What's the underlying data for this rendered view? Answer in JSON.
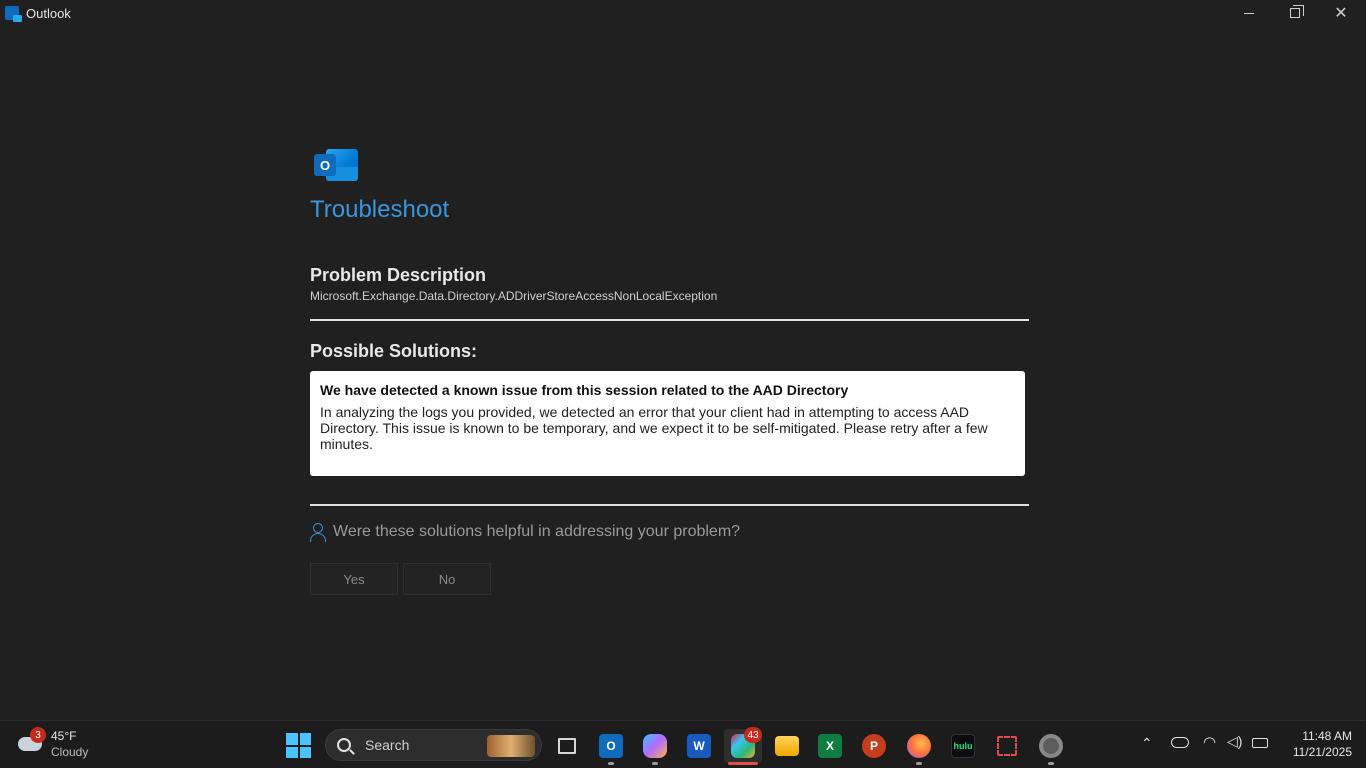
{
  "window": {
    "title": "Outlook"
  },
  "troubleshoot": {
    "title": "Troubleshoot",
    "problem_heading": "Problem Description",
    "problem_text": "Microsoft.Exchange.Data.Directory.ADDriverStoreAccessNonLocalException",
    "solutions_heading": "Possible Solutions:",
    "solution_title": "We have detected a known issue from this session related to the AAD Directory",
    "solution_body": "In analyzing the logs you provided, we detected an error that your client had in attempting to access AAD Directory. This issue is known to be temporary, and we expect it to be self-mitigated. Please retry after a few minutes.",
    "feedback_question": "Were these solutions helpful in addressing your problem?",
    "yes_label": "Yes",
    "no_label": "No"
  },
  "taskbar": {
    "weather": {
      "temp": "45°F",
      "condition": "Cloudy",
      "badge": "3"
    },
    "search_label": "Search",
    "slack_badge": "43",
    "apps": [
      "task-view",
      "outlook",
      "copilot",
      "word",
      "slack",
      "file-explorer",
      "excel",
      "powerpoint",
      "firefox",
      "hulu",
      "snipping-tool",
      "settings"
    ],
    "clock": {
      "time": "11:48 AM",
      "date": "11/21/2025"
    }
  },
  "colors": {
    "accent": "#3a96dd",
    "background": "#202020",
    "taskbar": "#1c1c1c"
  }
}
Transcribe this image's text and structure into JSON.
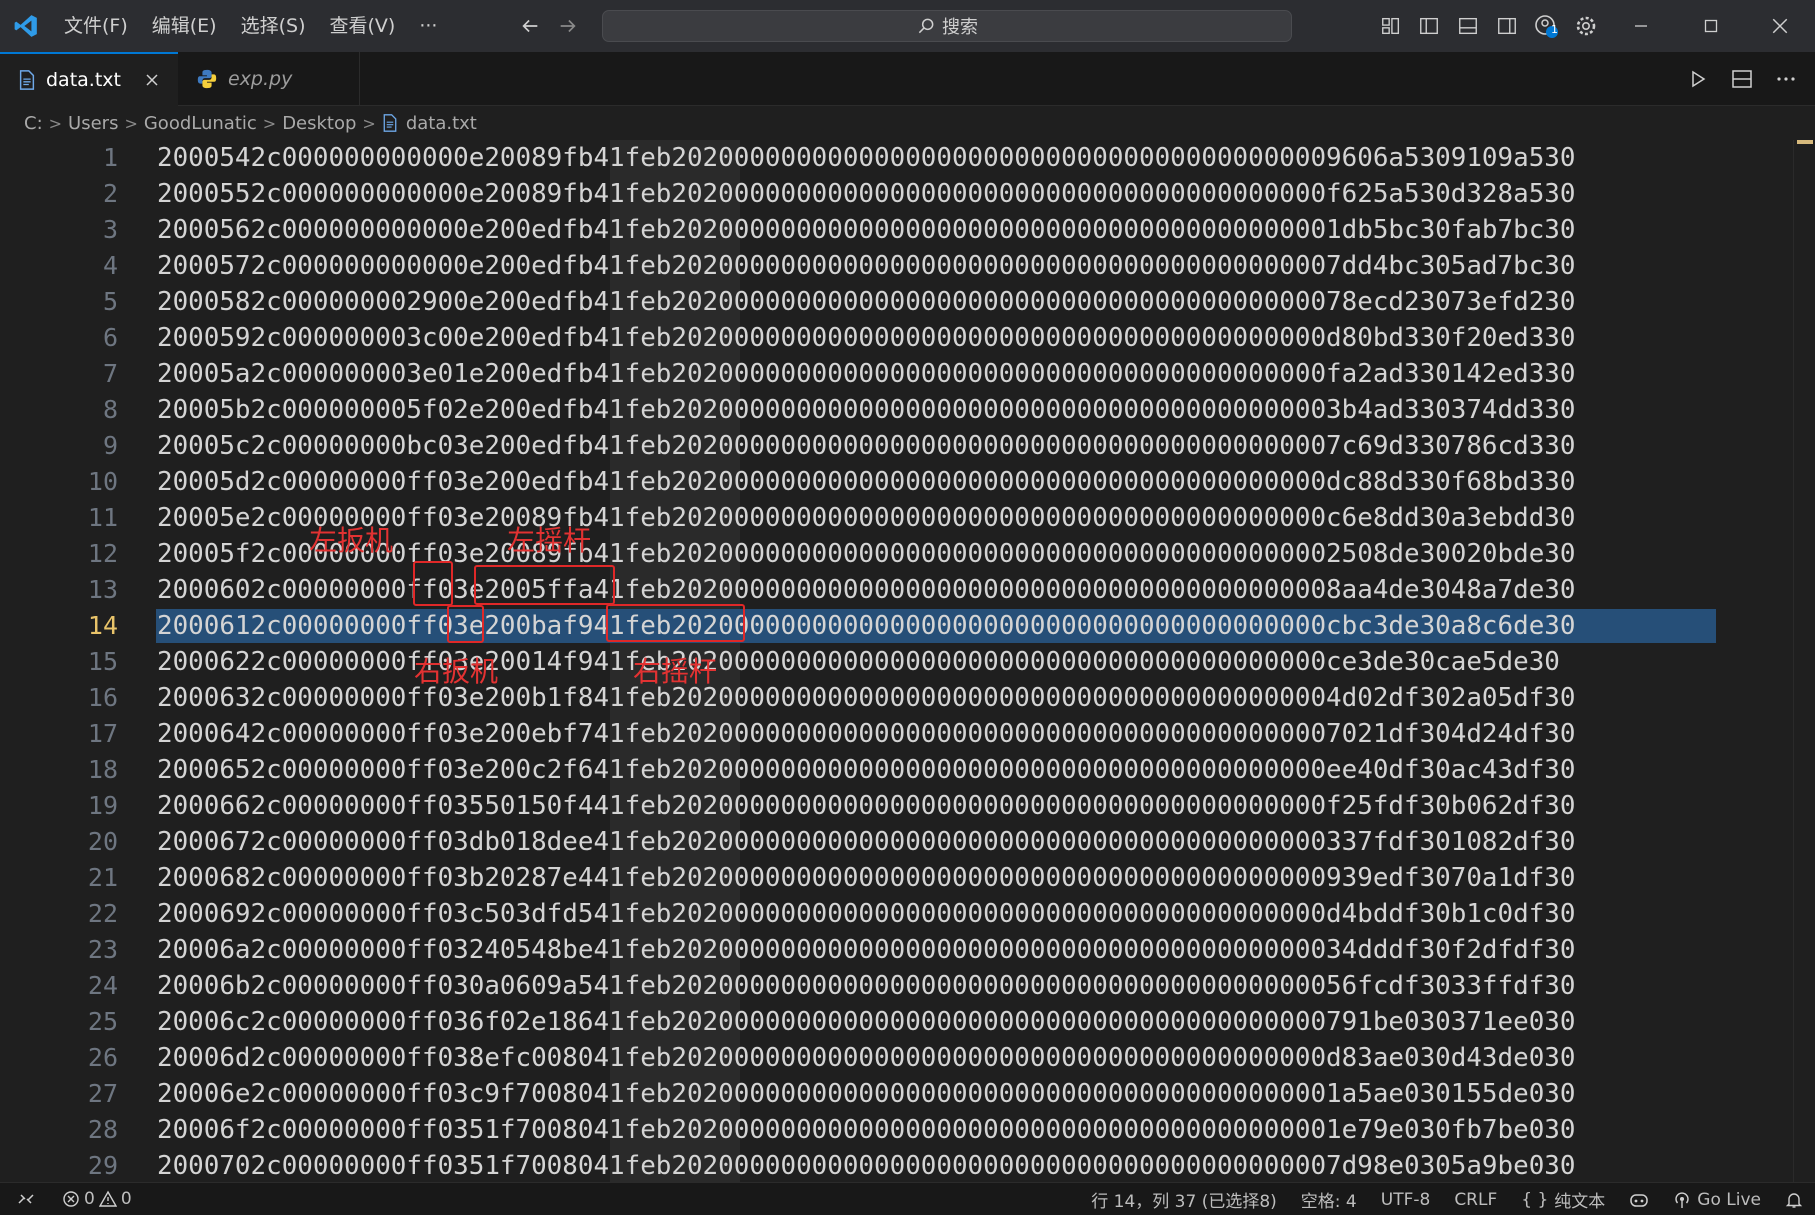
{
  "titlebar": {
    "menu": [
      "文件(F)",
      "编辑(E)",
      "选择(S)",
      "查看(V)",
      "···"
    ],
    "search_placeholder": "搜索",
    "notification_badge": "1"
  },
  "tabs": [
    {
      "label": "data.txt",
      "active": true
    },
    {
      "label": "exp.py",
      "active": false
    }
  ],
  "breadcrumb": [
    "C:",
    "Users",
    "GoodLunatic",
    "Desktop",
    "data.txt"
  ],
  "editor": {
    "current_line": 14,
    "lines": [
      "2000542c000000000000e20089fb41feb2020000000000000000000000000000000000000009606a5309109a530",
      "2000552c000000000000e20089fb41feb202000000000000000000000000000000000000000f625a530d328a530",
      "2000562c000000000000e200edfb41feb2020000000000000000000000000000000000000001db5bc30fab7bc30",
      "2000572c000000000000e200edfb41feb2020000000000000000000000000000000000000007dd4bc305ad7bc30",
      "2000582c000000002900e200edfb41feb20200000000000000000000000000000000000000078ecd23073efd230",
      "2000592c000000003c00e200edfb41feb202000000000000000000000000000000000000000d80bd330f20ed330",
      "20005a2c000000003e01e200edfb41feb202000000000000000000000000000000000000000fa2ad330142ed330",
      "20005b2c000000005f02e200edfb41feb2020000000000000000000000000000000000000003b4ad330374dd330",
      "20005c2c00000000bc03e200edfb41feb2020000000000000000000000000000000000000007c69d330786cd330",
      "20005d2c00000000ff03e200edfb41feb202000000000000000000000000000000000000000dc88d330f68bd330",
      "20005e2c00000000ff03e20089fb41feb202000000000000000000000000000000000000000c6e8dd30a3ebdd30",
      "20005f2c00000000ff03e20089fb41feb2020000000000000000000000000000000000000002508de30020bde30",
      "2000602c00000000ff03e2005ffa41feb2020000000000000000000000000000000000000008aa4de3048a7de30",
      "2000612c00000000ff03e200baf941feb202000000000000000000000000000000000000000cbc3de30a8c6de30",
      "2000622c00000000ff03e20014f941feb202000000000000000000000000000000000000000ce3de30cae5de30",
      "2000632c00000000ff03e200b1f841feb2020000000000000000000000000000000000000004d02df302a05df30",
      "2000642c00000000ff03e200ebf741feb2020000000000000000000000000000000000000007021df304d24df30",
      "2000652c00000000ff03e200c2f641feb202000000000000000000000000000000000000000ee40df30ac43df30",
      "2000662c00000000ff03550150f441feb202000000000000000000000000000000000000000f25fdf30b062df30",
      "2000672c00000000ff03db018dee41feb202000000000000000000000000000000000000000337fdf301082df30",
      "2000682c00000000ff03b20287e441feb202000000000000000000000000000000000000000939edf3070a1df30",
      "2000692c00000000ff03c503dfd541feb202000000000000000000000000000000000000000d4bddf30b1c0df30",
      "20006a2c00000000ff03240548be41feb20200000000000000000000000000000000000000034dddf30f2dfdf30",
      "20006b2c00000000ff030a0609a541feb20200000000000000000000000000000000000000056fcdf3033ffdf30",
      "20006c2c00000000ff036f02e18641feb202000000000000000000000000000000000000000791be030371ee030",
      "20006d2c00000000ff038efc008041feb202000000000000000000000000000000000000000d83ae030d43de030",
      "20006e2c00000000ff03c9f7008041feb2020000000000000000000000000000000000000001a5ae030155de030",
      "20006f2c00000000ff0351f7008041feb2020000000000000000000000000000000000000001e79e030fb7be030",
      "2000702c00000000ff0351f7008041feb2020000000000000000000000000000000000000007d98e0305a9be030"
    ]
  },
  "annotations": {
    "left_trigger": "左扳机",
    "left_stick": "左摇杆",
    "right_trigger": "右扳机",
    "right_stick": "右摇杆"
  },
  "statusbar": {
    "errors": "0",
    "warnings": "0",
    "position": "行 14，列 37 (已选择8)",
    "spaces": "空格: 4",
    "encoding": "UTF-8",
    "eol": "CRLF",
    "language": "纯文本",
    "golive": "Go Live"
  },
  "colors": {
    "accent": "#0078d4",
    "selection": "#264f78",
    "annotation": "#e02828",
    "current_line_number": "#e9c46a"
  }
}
══════════════════════════════
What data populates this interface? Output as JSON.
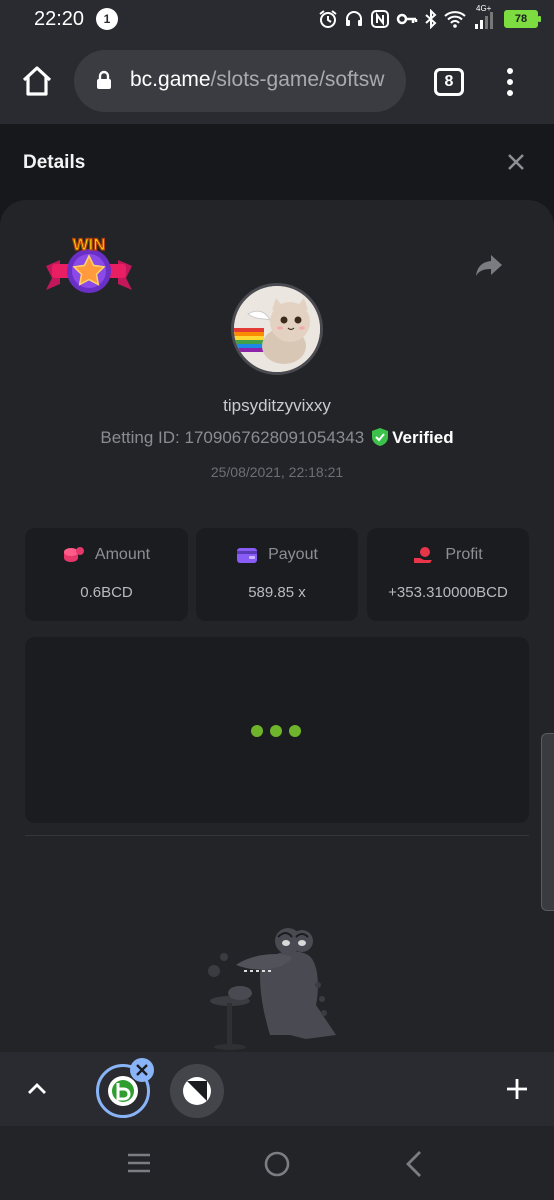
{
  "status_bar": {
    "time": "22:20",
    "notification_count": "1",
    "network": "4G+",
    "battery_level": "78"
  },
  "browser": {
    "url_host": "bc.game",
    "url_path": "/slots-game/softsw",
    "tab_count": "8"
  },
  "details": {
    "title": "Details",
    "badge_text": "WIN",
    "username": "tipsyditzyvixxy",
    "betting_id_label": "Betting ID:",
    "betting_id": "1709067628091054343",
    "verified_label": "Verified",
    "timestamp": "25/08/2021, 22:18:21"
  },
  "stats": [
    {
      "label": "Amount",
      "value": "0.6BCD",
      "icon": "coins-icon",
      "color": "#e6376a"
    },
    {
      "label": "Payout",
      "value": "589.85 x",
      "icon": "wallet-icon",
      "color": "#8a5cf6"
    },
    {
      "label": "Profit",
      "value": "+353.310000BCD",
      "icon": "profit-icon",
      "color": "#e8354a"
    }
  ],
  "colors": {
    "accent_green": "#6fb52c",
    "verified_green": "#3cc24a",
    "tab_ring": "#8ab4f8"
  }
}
══════════════════════════════
Task goal
Show all lines from the listing above in which "JSON" appears.

Task result
What's the underlying data for this rendered view? Answer in JSON.
Transcribe this image's text and structure into JSON.
What data populates this interface? Output as JSON.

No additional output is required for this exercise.